- [What to produce]: Search the listing for the string "ffffff" and copy every line that contains it.

- [Supplied information]:
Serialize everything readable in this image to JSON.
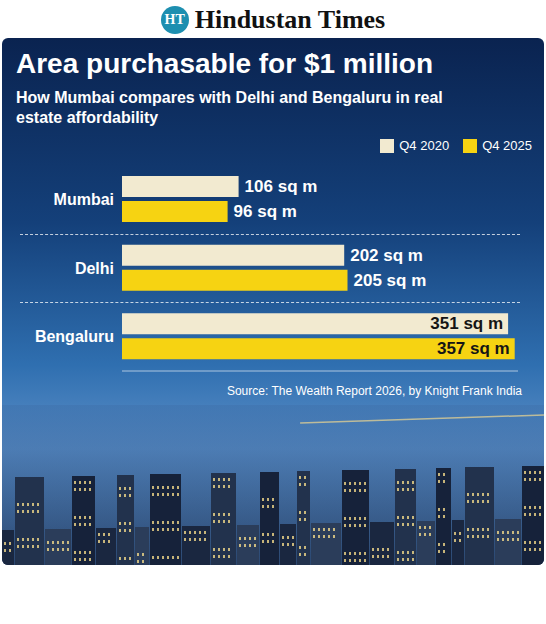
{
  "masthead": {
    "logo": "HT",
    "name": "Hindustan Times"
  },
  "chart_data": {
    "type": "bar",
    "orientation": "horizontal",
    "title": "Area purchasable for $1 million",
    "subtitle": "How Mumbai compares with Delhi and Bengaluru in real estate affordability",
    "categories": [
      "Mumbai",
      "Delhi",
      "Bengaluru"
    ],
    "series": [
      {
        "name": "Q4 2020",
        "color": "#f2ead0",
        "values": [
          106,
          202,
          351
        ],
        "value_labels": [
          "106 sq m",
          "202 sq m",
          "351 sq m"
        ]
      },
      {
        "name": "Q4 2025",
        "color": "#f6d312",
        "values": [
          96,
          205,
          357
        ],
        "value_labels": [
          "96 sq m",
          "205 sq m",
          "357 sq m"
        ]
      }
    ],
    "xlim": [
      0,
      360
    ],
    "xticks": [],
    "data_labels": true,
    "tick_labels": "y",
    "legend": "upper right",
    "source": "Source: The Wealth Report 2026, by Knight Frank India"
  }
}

--

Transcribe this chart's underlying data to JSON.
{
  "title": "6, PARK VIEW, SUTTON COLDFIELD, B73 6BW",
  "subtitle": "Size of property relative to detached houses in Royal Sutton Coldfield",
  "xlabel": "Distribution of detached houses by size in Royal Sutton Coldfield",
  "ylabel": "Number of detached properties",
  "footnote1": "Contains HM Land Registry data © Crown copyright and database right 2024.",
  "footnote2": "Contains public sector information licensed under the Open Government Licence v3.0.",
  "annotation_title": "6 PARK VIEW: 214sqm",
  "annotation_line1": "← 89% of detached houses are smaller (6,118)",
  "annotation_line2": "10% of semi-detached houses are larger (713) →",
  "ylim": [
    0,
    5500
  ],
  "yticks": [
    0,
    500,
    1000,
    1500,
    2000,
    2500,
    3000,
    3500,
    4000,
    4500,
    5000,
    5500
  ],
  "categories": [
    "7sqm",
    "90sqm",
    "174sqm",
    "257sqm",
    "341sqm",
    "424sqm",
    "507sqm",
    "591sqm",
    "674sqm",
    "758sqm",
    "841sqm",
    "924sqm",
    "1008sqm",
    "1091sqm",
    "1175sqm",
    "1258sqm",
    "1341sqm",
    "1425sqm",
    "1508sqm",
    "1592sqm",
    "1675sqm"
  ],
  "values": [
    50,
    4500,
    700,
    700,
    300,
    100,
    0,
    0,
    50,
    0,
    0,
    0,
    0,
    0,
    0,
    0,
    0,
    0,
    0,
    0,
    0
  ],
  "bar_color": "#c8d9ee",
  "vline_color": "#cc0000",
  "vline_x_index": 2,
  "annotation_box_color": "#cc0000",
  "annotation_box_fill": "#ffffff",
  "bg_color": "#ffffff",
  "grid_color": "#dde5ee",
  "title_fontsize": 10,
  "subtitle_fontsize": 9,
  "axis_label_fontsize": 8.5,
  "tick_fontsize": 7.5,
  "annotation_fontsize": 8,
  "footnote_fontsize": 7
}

- [Exercise output]:
  "annotation_box_fill": "#ffffff",
  "bg_color": "#ffffff",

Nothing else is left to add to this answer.